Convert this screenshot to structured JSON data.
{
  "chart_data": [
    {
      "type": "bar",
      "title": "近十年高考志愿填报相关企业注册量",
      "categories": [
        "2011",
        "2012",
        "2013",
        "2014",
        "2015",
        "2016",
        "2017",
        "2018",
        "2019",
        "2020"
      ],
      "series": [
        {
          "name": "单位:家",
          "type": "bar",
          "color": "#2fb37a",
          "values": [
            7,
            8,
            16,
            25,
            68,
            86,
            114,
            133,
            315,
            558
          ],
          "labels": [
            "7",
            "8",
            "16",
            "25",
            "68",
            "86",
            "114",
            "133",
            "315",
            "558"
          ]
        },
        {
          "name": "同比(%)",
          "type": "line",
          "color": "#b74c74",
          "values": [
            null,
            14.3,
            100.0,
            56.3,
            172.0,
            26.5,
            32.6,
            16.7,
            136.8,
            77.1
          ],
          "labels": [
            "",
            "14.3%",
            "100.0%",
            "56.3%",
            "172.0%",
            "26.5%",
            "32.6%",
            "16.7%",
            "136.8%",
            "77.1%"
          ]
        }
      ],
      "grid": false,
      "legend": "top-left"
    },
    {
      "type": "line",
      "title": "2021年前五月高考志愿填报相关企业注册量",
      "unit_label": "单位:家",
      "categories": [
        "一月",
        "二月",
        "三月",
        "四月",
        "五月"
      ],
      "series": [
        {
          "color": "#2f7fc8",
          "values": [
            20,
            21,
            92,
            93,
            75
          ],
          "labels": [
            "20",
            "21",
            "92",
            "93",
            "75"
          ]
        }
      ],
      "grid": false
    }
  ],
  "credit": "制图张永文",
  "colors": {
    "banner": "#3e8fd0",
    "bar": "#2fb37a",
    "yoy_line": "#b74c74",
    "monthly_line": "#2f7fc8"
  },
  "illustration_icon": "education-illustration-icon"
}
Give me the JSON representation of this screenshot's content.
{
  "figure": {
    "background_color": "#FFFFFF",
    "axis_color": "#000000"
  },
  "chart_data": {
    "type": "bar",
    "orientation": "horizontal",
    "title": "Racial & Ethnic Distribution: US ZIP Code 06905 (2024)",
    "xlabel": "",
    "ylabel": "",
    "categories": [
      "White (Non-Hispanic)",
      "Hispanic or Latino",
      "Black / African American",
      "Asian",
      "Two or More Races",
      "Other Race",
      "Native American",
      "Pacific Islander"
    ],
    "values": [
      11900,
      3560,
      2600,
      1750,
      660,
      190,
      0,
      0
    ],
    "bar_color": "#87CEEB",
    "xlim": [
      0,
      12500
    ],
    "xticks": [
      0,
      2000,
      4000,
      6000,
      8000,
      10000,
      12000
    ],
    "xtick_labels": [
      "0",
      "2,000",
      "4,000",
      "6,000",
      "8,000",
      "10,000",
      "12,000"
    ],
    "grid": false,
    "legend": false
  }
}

### Problem to solve
Go through the entries above and pull out each line with "false" in it.

### Completed exercise
      "grid": false,
      "grid": false
    "grid": false,
    "legend": false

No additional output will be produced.